▸ Objective:
The records below should be written out again, exactly.

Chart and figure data
%%

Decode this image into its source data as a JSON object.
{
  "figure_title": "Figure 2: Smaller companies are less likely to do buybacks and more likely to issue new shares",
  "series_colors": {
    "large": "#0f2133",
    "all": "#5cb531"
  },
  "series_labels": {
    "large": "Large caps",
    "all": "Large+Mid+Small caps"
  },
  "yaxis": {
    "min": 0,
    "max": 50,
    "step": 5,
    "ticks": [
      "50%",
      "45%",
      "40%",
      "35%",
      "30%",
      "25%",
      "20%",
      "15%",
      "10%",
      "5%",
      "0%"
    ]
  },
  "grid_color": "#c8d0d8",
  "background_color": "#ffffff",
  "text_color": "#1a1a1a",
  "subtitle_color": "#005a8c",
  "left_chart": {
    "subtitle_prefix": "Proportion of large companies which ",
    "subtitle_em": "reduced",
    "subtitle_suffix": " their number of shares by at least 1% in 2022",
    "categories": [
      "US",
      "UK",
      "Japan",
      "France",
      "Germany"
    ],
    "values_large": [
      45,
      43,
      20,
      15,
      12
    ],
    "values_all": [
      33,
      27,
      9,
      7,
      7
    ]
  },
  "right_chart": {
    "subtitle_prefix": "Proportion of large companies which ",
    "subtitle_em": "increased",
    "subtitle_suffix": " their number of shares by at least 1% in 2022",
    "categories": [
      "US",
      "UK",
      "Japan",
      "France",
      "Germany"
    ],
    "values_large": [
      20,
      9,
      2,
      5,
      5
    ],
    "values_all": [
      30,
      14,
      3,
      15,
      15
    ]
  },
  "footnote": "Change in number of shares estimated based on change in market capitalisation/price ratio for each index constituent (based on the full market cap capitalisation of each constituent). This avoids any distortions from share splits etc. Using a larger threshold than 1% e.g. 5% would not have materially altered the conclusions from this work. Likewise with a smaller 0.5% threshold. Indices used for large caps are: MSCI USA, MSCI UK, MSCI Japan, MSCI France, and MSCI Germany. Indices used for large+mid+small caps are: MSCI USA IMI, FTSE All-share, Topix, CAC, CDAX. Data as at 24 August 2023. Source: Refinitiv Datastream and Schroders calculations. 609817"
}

%%

▸ Answer below:
Decode this image into its source data as a JSON object.
{
  "figure_title": "Figure 2: Smaller companies are less likely to do buybacks and more likely to issue new shares",
  "series_colors": {
    "large": "#0f2133",
    "all": "#5cb531"
  },
  "series_labels": {
    "large": "Large caps",
    "all": "Large+Mid+Small caps"
  },
  "yaxis": {
    "min": 0,
    "max": 50,
    "step": 5,
    "ticks": [
      "50%",
      "45%",
      "40%",
      "35%",
      "30%",
      "25%",
      "20%",
      "15%",
      "10%",
      "5%",
      "0%"
    ]
  },
  "grid_color": "#c8d0d8",
  "background_color": "#ffffff",
  "text_color": "#1a1a1a",
  "subtitle_color": "#005a8c",
  "left_chart": {
    "subtitle_prefix": "Proportion of large companies which ",
    "subtitle_em": "reduced",
    "subtitle_suffix": " their number of shares by at least 1% in 2022",
    "categories": [
      "US",
      "UK",
      "Japan",
      "France",
      "Germany"
    ],
    "values_large": [
      45,
      43,
      20,
      15,
      12
    ],
    "values_all": [
      33,
      27,
      9,
      7,
      7
    ]
  },
  "right_chart": {
    "subtitle_prefix": "Proportion of large companies which ",
    "subtitle_em": "increased",
    "subtitle_suffix": " their number of shares by at least 1% in 2022",
    "categories": [
      "US",
      "UK",
      "Japan",
      "France",
      "Germany"
    ],
    "values_large": [
      20,
      9,
      2,
      5,
      5
    ],
    "values_all": [
      30,
      14,
      3,
      15,
      15
    ]
  },
  "footnote": "Change in number of shares estimated based on change in market capitalisation/price ratio for each index constituent (based on the full market cap capitalisation of each constituent). This avoids any distortions from share splits etc. Using a larger threshold than 1% e.g. 5% would not have materially altered the conclusions from this work. Likewise with a smaller 0.5% threshold. Indices used for large caps are: MSCI USA, MSCI UK, MSCI Japan, MSCI France, and MSCI Germany. Indices used for large+mid+small caps are: MSCI USA IMI, FTSE All-share, Topix, CAC, CDAX. Data as at 24 August 2023. Source: Refinitiv Datastream and Schroders calculations. 609817"
}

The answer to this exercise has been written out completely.